● What is required
Reproduce each of the lines word for word.

═══ Data supplied ═══

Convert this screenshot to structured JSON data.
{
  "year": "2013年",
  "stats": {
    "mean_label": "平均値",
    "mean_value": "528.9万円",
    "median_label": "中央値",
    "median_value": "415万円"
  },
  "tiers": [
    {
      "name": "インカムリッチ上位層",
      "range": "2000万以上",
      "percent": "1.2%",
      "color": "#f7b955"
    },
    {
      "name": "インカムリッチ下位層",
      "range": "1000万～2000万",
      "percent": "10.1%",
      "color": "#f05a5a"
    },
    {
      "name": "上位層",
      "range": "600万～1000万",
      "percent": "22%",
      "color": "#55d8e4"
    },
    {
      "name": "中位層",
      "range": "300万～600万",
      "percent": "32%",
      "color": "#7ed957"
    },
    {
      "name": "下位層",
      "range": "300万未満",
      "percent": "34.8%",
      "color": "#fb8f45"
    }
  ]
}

═══

● Output of the exercise
Convert this screenshot to structured JSON data.
{
  "year": "2013年",
  "stats": {
    "mean_label": "平均値",
    "mean_value": "528.9万円",
    "median_label": "中央値",
    "median_value": "415万円"
  },
  "tiers": [
    {
      "name": "インカムリッチ上位層",
      "range": "2000万以上",
      "percent": "1.2%",
      "color": "#f7b955"
    },
    {
      "name": "インカムリッチ下位層",
      "range": "1000万～2000万",
      "percent": "10.1%",
      "color": "#f05a5a"
    },
    {
      "name": "上位層",
      "range": "600万～1000万",
      "percent": "22%",
      "color": "#55d8e4"
    },
    {
      "name": "中位層",
      "range": "300万～600万",
      "percent": "32%",
      "color": "#7ed957"
    },
    {
      "name": "下位層",
      "range": "300万未満",
      "percent": "34.8%",
      "color": "#fb8f45"
    }
  ]
}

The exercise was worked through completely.